---------- Source records

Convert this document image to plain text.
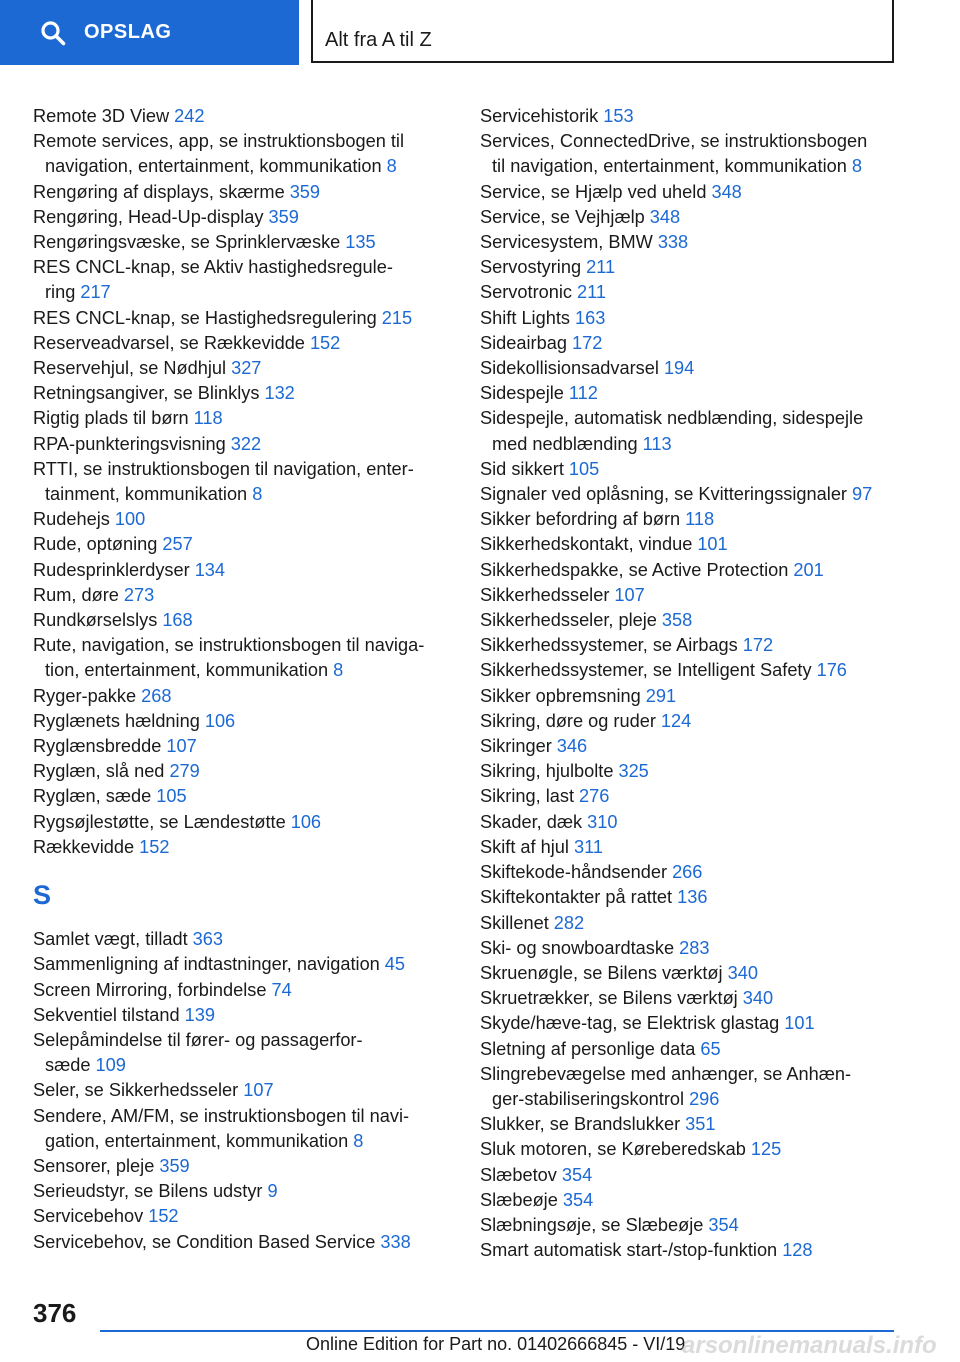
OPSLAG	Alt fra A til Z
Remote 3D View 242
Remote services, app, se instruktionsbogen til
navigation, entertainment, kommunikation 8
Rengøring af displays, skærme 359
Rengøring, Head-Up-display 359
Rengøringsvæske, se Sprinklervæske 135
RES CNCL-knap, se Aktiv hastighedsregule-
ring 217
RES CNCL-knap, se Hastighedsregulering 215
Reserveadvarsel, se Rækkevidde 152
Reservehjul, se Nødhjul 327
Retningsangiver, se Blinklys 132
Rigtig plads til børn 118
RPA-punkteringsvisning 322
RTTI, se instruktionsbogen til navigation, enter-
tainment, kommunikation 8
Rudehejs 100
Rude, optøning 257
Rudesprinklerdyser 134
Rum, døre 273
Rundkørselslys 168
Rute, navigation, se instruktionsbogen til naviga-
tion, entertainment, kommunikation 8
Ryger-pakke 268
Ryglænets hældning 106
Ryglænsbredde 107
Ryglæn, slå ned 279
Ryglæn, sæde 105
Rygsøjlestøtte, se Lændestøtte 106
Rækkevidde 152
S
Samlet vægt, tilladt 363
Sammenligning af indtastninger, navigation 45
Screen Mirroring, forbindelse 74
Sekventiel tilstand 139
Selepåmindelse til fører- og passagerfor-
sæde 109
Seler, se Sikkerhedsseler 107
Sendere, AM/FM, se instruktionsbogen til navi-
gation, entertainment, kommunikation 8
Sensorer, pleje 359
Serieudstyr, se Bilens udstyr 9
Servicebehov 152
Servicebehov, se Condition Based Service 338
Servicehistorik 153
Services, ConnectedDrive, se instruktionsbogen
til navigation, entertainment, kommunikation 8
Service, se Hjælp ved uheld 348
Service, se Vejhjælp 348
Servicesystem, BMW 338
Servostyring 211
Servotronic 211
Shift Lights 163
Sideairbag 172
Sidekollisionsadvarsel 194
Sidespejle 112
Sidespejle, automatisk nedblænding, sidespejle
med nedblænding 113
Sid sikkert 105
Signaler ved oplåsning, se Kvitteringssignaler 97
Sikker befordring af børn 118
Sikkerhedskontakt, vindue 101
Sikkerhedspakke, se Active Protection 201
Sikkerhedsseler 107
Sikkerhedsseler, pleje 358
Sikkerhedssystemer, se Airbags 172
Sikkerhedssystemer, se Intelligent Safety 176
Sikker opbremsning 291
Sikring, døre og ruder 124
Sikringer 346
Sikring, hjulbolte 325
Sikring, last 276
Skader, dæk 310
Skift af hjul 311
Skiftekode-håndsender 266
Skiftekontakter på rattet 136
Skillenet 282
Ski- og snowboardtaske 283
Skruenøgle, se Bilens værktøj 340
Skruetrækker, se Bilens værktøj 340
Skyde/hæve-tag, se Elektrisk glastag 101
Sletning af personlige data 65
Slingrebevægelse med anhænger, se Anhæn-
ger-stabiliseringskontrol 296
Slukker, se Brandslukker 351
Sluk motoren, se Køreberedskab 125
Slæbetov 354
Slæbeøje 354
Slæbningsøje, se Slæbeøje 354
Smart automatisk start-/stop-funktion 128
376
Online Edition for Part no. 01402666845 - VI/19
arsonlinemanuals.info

--------------------

— Exercise requirements —
Transcribe the preceding listing in its entirety and with exact wording, leaving out pictures.

— Exercise output —
Convert this document image to plain text.
OPSLAG	Alt fra A til Z
Remote 3D View 242
Remote services, app, se instruktionsbogen til
navigation, entertainment, kommunikation 8
Rengøring af displays, skærme 359
Rengøring, Head-Up-display 359
Rengøringsvæske, se Sprinklervæske 135
RES CNCL-knap, se Aktiv hastighedsregule-
ring 217
RES CNCL-knap, se Hastighedsregulering 215
Reserveadvarsel, se Rækkevidde 152
Reservehjul, se Nødhjul 327
Retningsangiver, se Blinklys 132
Rigtig plads til børn 118
RPA-punkteringsvisning 322
RTTI, se instruktionsbogen til navigation, enter-
tainment, kommunikation 8
Rudehejs 100
Rude, optøning 257
Rudesprinklerdyser 134
Rum, døre 273
Rundkørselslys 168
Rute, navigation, se instruktionsbogen til naviga-
tion, entertainment, kommunikation 8
Ryger-pakke 268
Ryglænets hældning 106
Ryglænsbredde 107
Ryglæn, slå ned 279
Ryglæn, sæde 105
Rygsøjlestøtte, se Lændestøtte 106
Rækkevidde 152
S
Samlet vægt, tilladt 363
Sammenligning af indtastninger, navigation 45
Screen Mirroring, forbindelse 74
Sekventiel tilstand 139
Selepåmindelse til fører- og passagerfor-
sæde 109
Seler, se Sikkerhedsseler 107
Sendere, AM/FM, se instruktionsbogen til navi-
gation, entertainment, kommunikation 8
Sensorer, pleje 359
Serieudstyr, se Bilens udstyr 9
Servicebehov 152
Servicebehov, se Condition Based Service 338
Servicehistorik 153
Services, ConnectedDrive, se instruktionsbogen
til navigation, entertainment, kommunikation 8
Service, se Hjælp ved uheld 348
Service, se Vejhjælp 348
Servicesystem, BMW 338
Servostyring 211
Servotronic 211
Shift Lights 163
Sideairbag 172
Sidekollisionsadvarsel 194
Sidespejle 112
Sidespejle, automatisk nedblænding, sidespejle
med nedblænding 113
Sid sikkert 105
Signaler ved oplåsning, se Kvitteringssignaler 97
Sikker befordring af børn 118
Sikkerhedskontakt, vindue 101
Sikkerhedspakke, se Active Protection 201
Sikkerhedsseler 107
Sikkerhedsseler, pleje 358
Sikkerhedssystemer, se Airbags 172
Sikkerhedssystemer, se Intelligent Safety 176
Sikker opbremsning 291
Sikring, døre og ruder 124
Sikringer 346
Sikring, hjulbolte 325
Sikring, last 276
Skader, dæk 310
Skift af hjul 311
Skiftekode-håndsender 266
Skiftekontakter på rattet 136
Skillenet 282
Ski- og snowboardtaske 283
Skruenøgle, se Bilens værktøj 340
Skruetrækker, se Bilens værktøj 340
Skyde/hæve-tag, se Elektrisk glastag 101
Sletning af personlige data 65
Slingrebevægelse med anhænger, se Anhæn-
ger-stabiliseringskontrol 296
Slukker, se Brandslukker 351
Sluk motoren, se Køreberedskab 125
Slæbetov 354
Slæbeøje 354
Slæbningsøje, se Slæbeøje 354
Smart automatisk start-/stop-funktion 128
376
Online Edition for Part no. 01402666845 - VI/19
arsonlinemanuals.info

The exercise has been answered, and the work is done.